Problem requirements ▸ Please reproduce the data below line for line, with no changes.

Raw records ▸
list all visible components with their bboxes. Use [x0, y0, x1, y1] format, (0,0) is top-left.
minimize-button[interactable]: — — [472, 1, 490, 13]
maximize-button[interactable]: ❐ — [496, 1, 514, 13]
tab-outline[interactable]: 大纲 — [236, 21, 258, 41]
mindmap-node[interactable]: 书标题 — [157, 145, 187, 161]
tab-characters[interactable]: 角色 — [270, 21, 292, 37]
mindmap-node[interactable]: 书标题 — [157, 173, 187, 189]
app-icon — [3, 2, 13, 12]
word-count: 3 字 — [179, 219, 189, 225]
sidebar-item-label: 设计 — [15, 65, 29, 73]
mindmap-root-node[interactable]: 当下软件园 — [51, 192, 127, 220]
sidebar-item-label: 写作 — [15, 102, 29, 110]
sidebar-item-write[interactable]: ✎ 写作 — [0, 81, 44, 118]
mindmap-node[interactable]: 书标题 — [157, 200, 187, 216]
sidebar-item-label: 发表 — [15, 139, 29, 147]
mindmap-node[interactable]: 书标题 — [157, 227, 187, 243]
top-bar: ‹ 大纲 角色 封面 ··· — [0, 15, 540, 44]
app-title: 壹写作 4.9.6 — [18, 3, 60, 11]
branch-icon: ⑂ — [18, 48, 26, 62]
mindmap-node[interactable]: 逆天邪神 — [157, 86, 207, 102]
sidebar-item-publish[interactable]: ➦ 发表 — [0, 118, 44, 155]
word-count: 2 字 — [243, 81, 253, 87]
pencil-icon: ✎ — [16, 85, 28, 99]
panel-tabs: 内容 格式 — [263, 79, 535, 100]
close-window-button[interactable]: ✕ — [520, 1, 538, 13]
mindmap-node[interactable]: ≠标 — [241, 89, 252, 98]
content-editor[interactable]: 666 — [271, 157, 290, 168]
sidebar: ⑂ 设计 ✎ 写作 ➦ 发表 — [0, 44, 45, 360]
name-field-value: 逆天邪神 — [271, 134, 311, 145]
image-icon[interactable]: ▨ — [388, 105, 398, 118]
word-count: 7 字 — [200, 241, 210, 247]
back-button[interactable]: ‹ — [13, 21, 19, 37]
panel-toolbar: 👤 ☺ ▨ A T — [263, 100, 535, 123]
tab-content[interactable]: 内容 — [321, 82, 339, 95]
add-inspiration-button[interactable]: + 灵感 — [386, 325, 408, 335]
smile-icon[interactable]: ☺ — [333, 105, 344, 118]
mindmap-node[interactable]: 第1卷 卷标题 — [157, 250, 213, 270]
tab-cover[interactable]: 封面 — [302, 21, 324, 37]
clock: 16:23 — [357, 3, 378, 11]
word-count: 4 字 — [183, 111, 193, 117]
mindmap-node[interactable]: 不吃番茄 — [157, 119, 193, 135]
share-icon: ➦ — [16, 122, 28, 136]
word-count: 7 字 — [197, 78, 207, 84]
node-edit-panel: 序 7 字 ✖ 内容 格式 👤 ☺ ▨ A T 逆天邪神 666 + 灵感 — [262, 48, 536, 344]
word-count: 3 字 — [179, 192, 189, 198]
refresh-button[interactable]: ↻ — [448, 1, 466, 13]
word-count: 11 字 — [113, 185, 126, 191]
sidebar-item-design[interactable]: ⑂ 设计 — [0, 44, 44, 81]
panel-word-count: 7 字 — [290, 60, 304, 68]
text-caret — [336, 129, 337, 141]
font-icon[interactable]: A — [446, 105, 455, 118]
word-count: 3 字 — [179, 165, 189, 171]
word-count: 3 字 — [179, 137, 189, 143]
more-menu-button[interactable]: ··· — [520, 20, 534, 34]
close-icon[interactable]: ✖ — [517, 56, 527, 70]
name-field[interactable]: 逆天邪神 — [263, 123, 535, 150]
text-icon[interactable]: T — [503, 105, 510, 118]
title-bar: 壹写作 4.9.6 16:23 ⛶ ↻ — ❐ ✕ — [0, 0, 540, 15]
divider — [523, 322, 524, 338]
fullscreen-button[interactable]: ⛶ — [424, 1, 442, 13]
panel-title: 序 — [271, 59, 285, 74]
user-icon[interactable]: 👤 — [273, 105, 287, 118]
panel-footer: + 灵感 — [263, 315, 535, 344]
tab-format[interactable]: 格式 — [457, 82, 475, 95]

Completed exercise ▸
list all visible components with their bboxes. Use [x0, y0, x1, y1] format, (0,0) is top-left.
minimize-button[interactable]: — — [472, 1, 490, 13]
maximize-button[interactable]: ❐ — [496, 1, 514, 13]
tab-outline[interactable]: 大纲 — [236, 21, 258, 41]
mindmap-node[interactable]: 书标题 — [157, 145, 187, 161]
tab-characters[interactable]: 角色 — [270, 21, 292, 37]
mindmap-node[interactable]: 书标题 — [157, 173, 187, 189]
app-icon — [3, 2, 13, 12]
word-count: 3 字 — [179, 219, 189, 225]
sidebar-item-label: 设计 — [15, 65, 29, 73]
mindmap-root-node[interactable]: 当下软件园 — [51, 192, 127, 220]
sidebar-item-label: 写作 — [15, 102, 29, 110]
sidebar-item-write[interactable]: ✎ 写作 — [0, 81, 44, 118]
mindmap-node[interactable]: 书标题 — [157, 200, 187, 216]
sidebar-item-label: 发表 — [15, 139, 29, 147]
mindmap-node[interactable]: 书标题 — [157, 227, 187, 243]
top-bar: ‹ 大纲 角色 封面 ··· — [0, 15, 540, 44]
app-title: 壹写作 4.9.6 — [18, 3, 60, 11]
branch-icon: ⑂ — [18, 48, 26, 62]
mindmap-node[interactable]: 逆天邪神 — [157, 86, 207, 102]
sidebar-item-publish[interactable]: ➦ 发表 — [0, 118, 44, 155]
word-count: 2 字 — [243, 81, 253, 87]
pencil-icon: ✎ — [16, 85, 28, 99]
panel-tabs: 内容 格式 — [263, 79, 535, 100]
close-window-button[interactable]: ✕ — [520, 1, 538, 13]
mindmap-node[interactable]: ≠标 — [241, 89, 252, 98]
content-editor[interactable]: 666 — [271, 157, 290, 168]
sidebar: ⑂ 设计 ✎ 写作 ➦ 发表 — [0, 44, 45, 360]
name-field-value: 逆天邪神 — [271, 134, 311, 145]
image-icon[interactable]: ▨ — [388, 105, 398, 118]
word-count: 7 字 — [200, 241, 210, 247]
back-button[interactable]: ‹ — [13, 21, 19, 37]
panel-toolbar: 👤 ☺ ▨ A T — [263, 100, 535, 123]
tab-content[interactable]: 内容 — [321, 82, 339, 95]
add-inspiration-button[interactable]: + 灵感 — [386, 325, 408, 335]
smile-icon[interactable]: ☺ — [333, 105, 344, 118]
mindmap-node[interactable]: 第1卷 卷标题 — [157, 250, 213, 270]
tab-cover[interactable]: 封面 — [302, 21, 324, 37]
clock: 16:23 — [357, 3, 378, 11]
word-count: 4 字 — [183, 111, 193, 117]
mindmap-node[interactable]: 不吃番茄 — [157, 119, 193, 135]
share-icon: ➦ — [16, 122, 28, 136]
word-count: 7 字 — [197, 78, 207, 84]
node-edit-panel: 序 7 字 ✖ 内容 格式 👤 ☺ ▨ A T 逆天邪神 666 + 灵感 — [262, 48, 536, 344]
word-count: 3 字 — [179, 192, 189, 198]
refresh-button[interactable]: ↻ — [448, 1, 466, 13]
word-count: 11 字 — [113, 185, 126, 191]
sidebar-item-design[interactable]: ⑂ 设计 — [0, 44, 44, 81]
panel-word-count: 7 字 — [290, 60, 304, 68]
text-caret — [336, 129, 337, 141]
font-icon[interactable]: A — [446, 105, 455, 118]
word-count: 3 字 — [179, 165, 189, 171]
word-count: 3 字 — [179, 137, 189, 143]
more-menu-button[interactable]: ··· — [520, 20, 534, 34]
close-icon[interactable]: ✖ — [517, 56, 527, 70]
name-field[interactable]: 逆天邪神 — [263, 123, 535, 150]
text-icon[interactable]: T — [503, 105, 510, 118]
title-bar: 壹写作 4.9.6 16:23 ⛶ ↻ — ❐ ✕ — [0, 0, 540, 15]
divider — [523, 322, 524, 338]
fullscreen-button[interactable]: ⛶ — [424, 1, 442, 13]
panel-title: 序 — [271, 59, 285, 74]
user-icon[interactable]: 👤 — [273, 105, 287, 118]
panel-footer: + 灵感 — [263, 315, 535, 344]
tab-format[interactable]: 格式 — [457, 82, 475, 95]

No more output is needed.